> **EXTRACTED INFORMATION**:

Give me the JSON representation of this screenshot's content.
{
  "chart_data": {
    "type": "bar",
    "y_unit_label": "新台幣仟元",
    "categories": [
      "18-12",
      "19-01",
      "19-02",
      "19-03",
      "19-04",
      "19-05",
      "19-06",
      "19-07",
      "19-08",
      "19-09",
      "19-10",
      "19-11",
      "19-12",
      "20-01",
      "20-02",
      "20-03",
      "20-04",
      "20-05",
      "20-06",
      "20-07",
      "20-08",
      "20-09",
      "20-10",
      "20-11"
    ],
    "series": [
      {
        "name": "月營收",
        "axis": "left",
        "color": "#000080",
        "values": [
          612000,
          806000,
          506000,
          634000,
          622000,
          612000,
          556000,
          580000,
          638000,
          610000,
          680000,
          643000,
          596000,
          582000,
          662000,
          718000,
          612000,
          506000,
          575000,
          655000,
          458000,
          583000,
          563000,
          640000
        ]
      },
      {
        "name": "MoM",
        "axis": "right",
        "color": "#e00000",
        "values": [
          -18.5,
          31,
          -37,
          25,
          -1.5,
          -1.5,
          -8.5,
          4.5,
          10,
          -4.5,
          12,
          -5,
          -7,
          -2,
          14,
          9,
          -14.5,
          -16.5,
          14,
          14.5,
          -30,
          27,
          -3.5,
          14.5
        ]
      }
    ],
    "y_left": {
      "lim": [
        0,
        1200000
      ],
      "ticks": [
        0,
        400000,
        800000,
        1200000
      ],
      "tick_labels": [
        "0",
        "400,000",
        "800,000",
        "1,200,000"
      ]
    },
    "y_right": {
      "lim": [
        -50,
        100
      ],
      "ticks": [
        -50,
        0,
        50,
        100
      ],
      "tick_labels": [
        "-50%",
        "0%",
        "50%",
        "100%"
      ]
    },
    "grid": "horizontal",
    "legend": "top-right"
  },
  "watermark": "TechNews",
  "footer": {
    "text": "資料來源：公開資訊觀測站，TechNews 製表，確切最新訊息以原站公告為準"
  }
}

> **WHAT THE EXERCISE ASKS**: Copy out the material word for word and line for line.

> **EXERCISE OUTPUT**:
Give me the JSON representation of this screenshot's content.
{
  "chart_data": {
    "type": "bar",
    "y_unit_label": "新台幣仟元",
    "categories": [
      "18-12",
      "19-01",
      "19-02",
      "19-03",
      "19-04",
      "19-05",
      "19-06",
      "19-07",
      "19-08",
      "19-09",
      "19-10",
      "19-11",
      "19-12",
      "20-01",
      "20-02",
      "20-03",
      "20-04",
      "20-05",
      "20-06",
      "20-07",
      "20-08",
      "20-09",
      "20-10",
      "20-11"
    ],
    "series": [
      {
        "name": "月營收",
        "axis": "left",
        "color": "#000080",
        "values": [
          612000,
          806000,
          506000,
          634000,
          622000,
          612000,
          556000,
          580000,
          638000,
          610000,
          680000,
          643000,
          596000,
          582000,
          662000,
          718000,
          612000,
          506000,
          575000,
          655000,
          458000,
          583000,
          563000,
          640000
        ]
      },
      {
        "name": "MoM",
        "axis": "right",
        "color": "#e00000",
        "values": [
          -18.5,
          31,
          -37,
          25,
          -1.5,
          -1.5,
          -8.5,
          4.5,
          10,
          -4.5,
          12,
          -5,
          -7,
          -2,
          14,
          9,
          -14.5,
          -16.5,
          14,
          14.5,
          -30,
          27,
          -3.5,
          14.5
        ]
      }
    ],
    "y_left": {
      "lim": [
        0,
        1200000
      ],
      "ticks": [
        0,
        400000,
        800000,
        1200000
      ],
      "tick_labels": [
        "0",
        "400,000",
        "800,000",
        "1,200,000"
      ]
    },
    "y_right": {
      "lim": [
        -50,
        100
      ],
      "ticks": [
        -50,
        0,
        50,
        100
      ],
      "tick_labels": [
        "-50%",
        "0%",
        "50%",
        "100%"
      ]
    },
    "grid": "horizontal",
    "legend": "top-right"
  },
  "watermark": "TechNews",
  "footer": {
    "text": "資料來源：公開資訊觀測站，TechNews 製表，確切最新訊息以原站公告為準"
  }
}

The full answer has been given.